DATA
--- Start ---
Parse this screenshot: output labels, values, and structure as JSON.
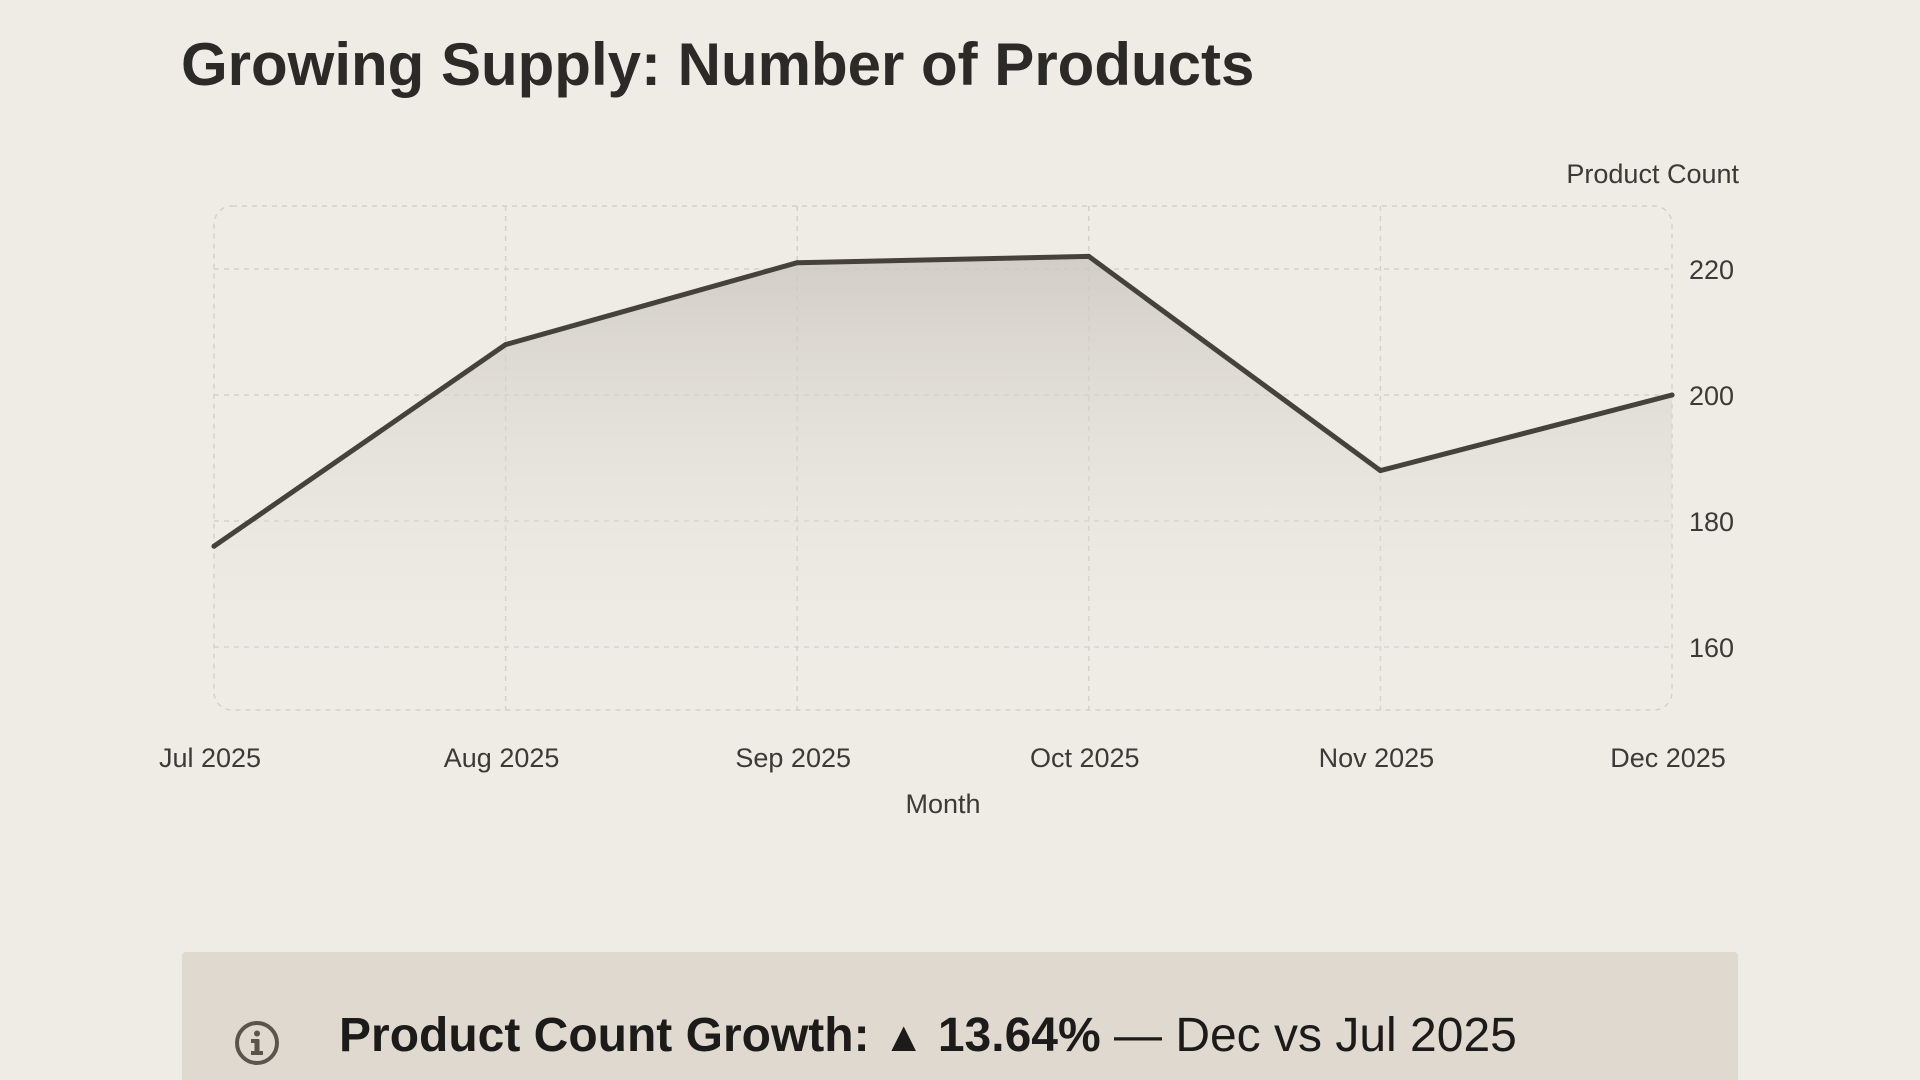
{
  "title": "Growing Supply: Number of Products",
  "chart_data": {
    "type": "area",
    "title": "Growing Supply: Number of Products",
    "xlabel": "Month",
    "ylabel": "Product Count",
    "categories": [
      "Jul 2025",
      "Aug 2025",
      "Sep 2025",
      "Oct 2025",
      "Nov 2025",
      "Dec 2025"
    ],
    "series": [
      {
        "values": [
          176,
          208,
          221,
          222,
          188,
          200
        ]
      }
    ],
    "ylim": [
      150,
      230
    ],
    "yticks": [
      160,
      180,
      200,
      220
    ],
    "yaxis_position": "right",
    "grid": true,
    "legend": "none",
    "colors": {
      "line": "#45423c",
      "grid": "#d5d1c9",
      "fill": "#cfcbc3"
    }
  },
  "callout": {
    "icon": "info-icon",
    "label": "Product Count Growth:",
    "arrow": "▲",
    "value": "13.64%",
    "suffix": "— Dec vs Jul 2025"
  }
}
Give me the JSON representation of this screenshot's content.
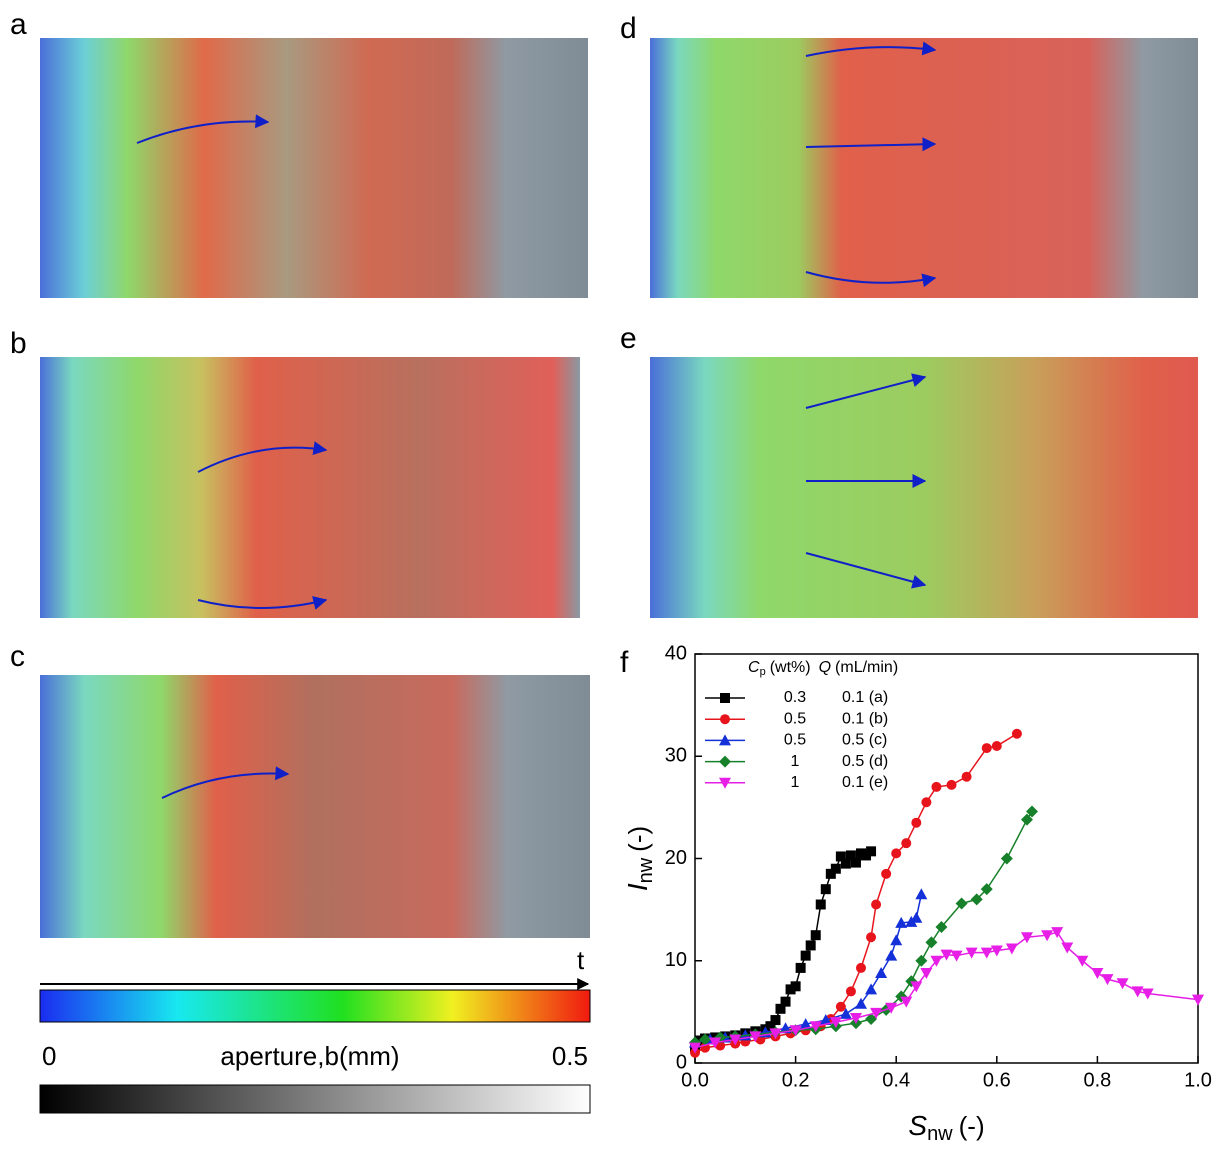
{
  "panels": {
    "a": "a",
    "b": "b",
    "c": "c",
    "d": "d",
    "e": "e"
  },
  "colorbar": {
    "time_label": "t",
    "min_label": "0",
    "title": "aperture,b(mm)",
    "max_label": "0.5"
  },
  "chart_data": {
    "type": "line",
    "panel_label": "f",
    "xlabel": {
      "symbol": "S",
      "sub": "nw",
      "unit": "(-)"
    },
    "ylabel": {
      "symbol": "I",
      "sub": "nw",
      "unit": "(-)"
    },
    "legend_header": {
      "c_symbol": "C",
      "c_sub": "p",
      "c_unit": "(wt%)",
      "q_symbol": "Q",
      "q_unit": "(mL/min)"
    },
    "xlim": [
      0,
      1
    ],
    "xticks": [
      {
        "value": 0,
        "label": "0.0"
      },
      0.2,
      0.4,
      0.6,
      0.8,
      {
        "value": 1,
        "label": "1.0"
      }
    ],
    "ylim": [
      0,
      40
    ],
    "yticks": [
      0,
      10,
      20,
      30,
      40
    ],
    "legend": "upper left",
    "series": [
      {
        "name": "0.3",
        "flow": "0.1 (a)",
        "color": "#000000",
        "marker": "square",
        "x": [
          0.0,
          0.01,
          0.02,
          0.04,
          0.06,
          0.08,
          0.1,
          0.12,
          0.14,
          0.15,
          0.16,
          0.17,
          0.18,
          0.19,
          0.2,
          0.21,
          0.22,
          0.23,
          0.24,
          0.25,
          0.26,
          0.27,
          0.28,
          0.29,
          0.3,
          0.31,
          0.32,
          0.33,
          0.34,
          0.35
        ],
        "values": [
          1.5,
          2.2,
          2.4,
          2.5,
          2.6,
          2.7,
          2.9,
          3.1,
          3.3,
          3.6,
          4.2,
          5.3,
          6.0,
          7.2,
          7.5,
          9.3,
          10.5,
          11.5,
          12.5,
          15.5,
          17.0,
          18.5,
          19.0,
          20.2,
          19.5,
          20.3,
          19.6,
          20.5,
          20.3,
          20.7
        ]
      },
      {
        "name": "0.5",
        "flow": "0.1 (b)",
        "color": "#e8141c",
        "marker": "circle",
        "x": [
          0.0,
          0.02,
          0.05,
          0.08,
          0.1,
          0.13,
          0.16,
          0.19,
          0.22,
          0.25,
          0.27,
          0.29,
          0.31,
          0.33,
          0.35,
          0.36,
          0.38,
          0.4,
          0.42,
          0.44,
          0.46,
          0.48,
          0.51,
          0.54,
          0.58,
          0.6,
          0.64
        ],
        "values": [
          1.0,
          1.5,
          1.7,
          1.9,
          2.1,
          2.3,
          2.6,
          2.9,
          3.2,
          3.6,
          4.3,
          5.5,
          7.0,
          9.3,
          12.3,
          15.5,
          18.5,
          20.5,
          21.5,
          23.5,
          25.5,
          27.0,
          27.2,
          28.0,
          30.8,
          31.0,
          32.2
        ]
      },
      {
        "name": "0.5",
        "flow": "0.5 (c)",
        "color": "#1430d8",
        "marker": "triangle-up",
        "x": [
          0.0,
          0.03,
          0.06,
          0.1,
          0.14,
          0.18,
          0.22,
          0.26,
          0.3,
          0.33,
          0.35,
          0.37,
          0.39,
          0.4,
          0.41,
          0.43,
          0.44,
          0.45
        ],
        "values": [
          2.0,
          2.3,
          2.5,
          2.7,
          3.0,
          3.4,
          3.8,
          4.2,
          4.8,
          5.8,
          7.2,
          8.8,
          10.5,
          12.0,
          13.7,
          13.8,
          14.2,
          16.5
        ]
      },
      {
        "name": "1",
        "flow": "0.5 (d)",
        "color": "#17802a",
        "marker": "diamond",
        "x": [
          0.0,
          0.02,
          0.05,
          0.08,
          0.12,
          0.16,
          0.2,
          0.24,
          0.28,
          0.32,
          0.35,
          0.38,
          0.41,
          0.43,
          0.45,
          0.47,
          0.49,
          0.53,
          0.56,
          0.58,
          0.62,
          0.66,
          0.67
        ],
        "values": [
          2.0,
          2.3,
          2.5,
          2.6,
          2.8,
          3.0,
          3.2,
          3.3,
          3.6,
          3.9,
          4.3,
          5.2,
          6.5,
          8.0,
          10.0,
          11.8,
          13.3,
          15.6,
          16.0,
          17.0,
          20.0,
          23.8,
          24.6
        ]
      },
      {
        "name": "1",
        "flow": "0.1 (e)",
        "color": "#e61ee6",
        "marker": "triangle-down",
        "x": [
          0.0,
          0.04,
          0.08,
          0.12,
          0.16,
          0.2,
          0.24,
          0.28,
          0.32,
          0.36,
          0.39,
          0.42,
          0.44,
          0.46,
          0.48,
          0.5,
          0.52,
          0.55,
          0.58,
          0.6,
          0.63,
          0.66,
          0.7,
          0.72,
          0.74,
          0.77,
          0.8,
          0.82,
          0.85,
          0.88,
          0.9,
          1.0
        ],
        "values": [
          1.5,
          2.0,
          2.3,
          2.6,
          2.9,
          3.2,
          3.6,
          4.0,
          4.4,
          4.9,
          5.4,
          6.0,
          7.5,
          8.8,
          10.0,
          10.6,
          10.5,
          10.8,
          10.8,
          11.0,
          11.2,
          12.3,
          12.5,
          12.8,
          11.3,
          10.0,
          8.8,
          8.2,
          7.8,
          7.0,
          6.8,
          6.2
        ]
      }
    ]
  }
}
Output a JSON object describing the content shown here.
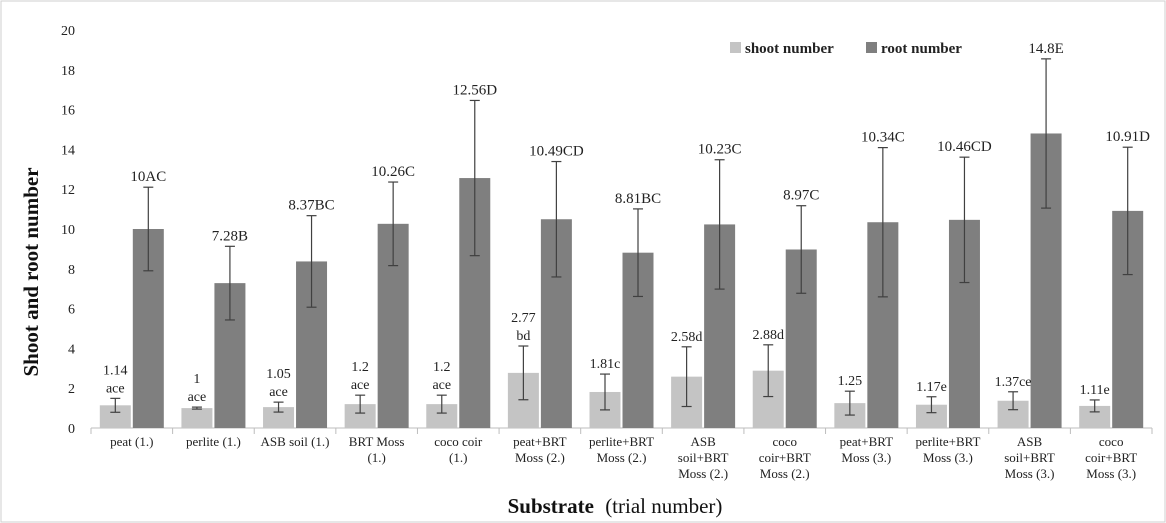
{
  "chart_data": {
    "type": "bar",
    "ylabel": "Shoot and root number",
    "xlabel_bold": "Substrate",
    "xlabel_rest": "(trial number)",
    "ylim": [
      0,
      20
    ],
    "yticks": [
      0,
      2,
      4,
      6,
      8,
      10,
      12,
      14,
      16,
      18,
      20
    ],
    "legend_position": "top-right",
    "grid": false,
    "categories": [
      [
        "peat (1.)"
      ],
      [
        "perlite (1.)"
      ],
      [
        "ASB soil (1.)"
      ],
      [
        "BRT Moss",
        "(1.)"
      ],
      [
        "coco coir",
        "(1.)"
      ],
      [
        "peat+BRT",
        "Moss (2.)"
      ],
      [
        "perlite+BRT",
        "Moss (2.)"
      ],
      [
        "ASB",
        "soil+BRT",
        "Moss (2.)"
      ],
      [
        "coco",
        "coir+BRT",
        "Moss (2.)"
      ],
      [
        "peat+BRT",
        "Moss (3.)"
      ],
      [
        "perlite+BRT",
        "Moss (3.)"
      ],
      [
        "ASB",
        "soil+BRT",
        "Moss (3.)"
      ],
      [
        "coco",
        "coir+BRT",
        "Moss (3.)"
      ]
    ],
    "series": [
      {
        "name": "shoot number",
        "color": "#c4c4c4",
        "values": [
          1.14,
          1.0,
          1.05,
          1.2,
          1.2,
          2.77,
          1.81,
          2.58,
          2.88,
          1.25,
          1.17,
          1.37,
          1.11
        ],
        "errors": [
          0.35,
          0.05,
          0.25,
          0.45,
          0.45,
          1.35,
          0.9,
          1.5,
          1.3,
          0.6,
          0.4,
          0.45,
          0.3
        ],
        "labels": [
          [
            "1.14",
            "ace"
          ],
          [
            "1",
            "ace"
          ],
          [
            "1.05",
            "ace"
          ],
          [
            "1.2",
            "ace"
          ],
          [
            "1.2",
            "ace"
          ],
          [
            "2.77",
            "bd"
          ],
          [
            "1.81c"
          ],
          [
            "2.58d"
          ],
          [
            "2.88d"
          ],
          [
            "1.25"
          ],
          [
            "1.17e"
          ],
          [
            "1.37ce"
          ],
          [
            "1.11e"
          ]
        ]
      },
      {
        "name": "root number",
        "color": "#7f7f7f",
        "values": [
          10.0,
          7.28,
          8.37,
          10.26,
          12.56,
          10.49,
          8.81,
          10.23,
          8.97,
          10.34,
          10.46,
          14.8,
          10.91
        ],
        "errors": [
          2.1,
          1.85,
          2.3,
          2.1,
          3.9,
          2.9,
          2.2,
          3.25,
          2.2,
          3.75,
          3.15,
          3.75,
          3.2
        ],
        "labels": [
          [
            "10AC"
          ],
          [
            "7.28B"
          ],
          [
            "8.37BC"
          ],
          [
            "10.26C"
          ],
          [
            "12.56D"
          ],
          [
            "10.49CD"
          ],
          [
            "8.81BC"
          ],
          [
            "10.23C"
          ],
          [
            "8.97C"
          ],
          [
            "10.34C"
          ],
          [
            "10.46CD"
          ],
          [
            "14.8E"
          ],
          [
            "10.91D"
          ]
        ]
      }
    ]
  }
}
--- End ---
WHAT IS REQUIRED
Look above for lines with the word "Count" and copy them all.

WRITTEN ANSWER
    "ylabel": "Product Count",
    "label": "Product Count Growth:",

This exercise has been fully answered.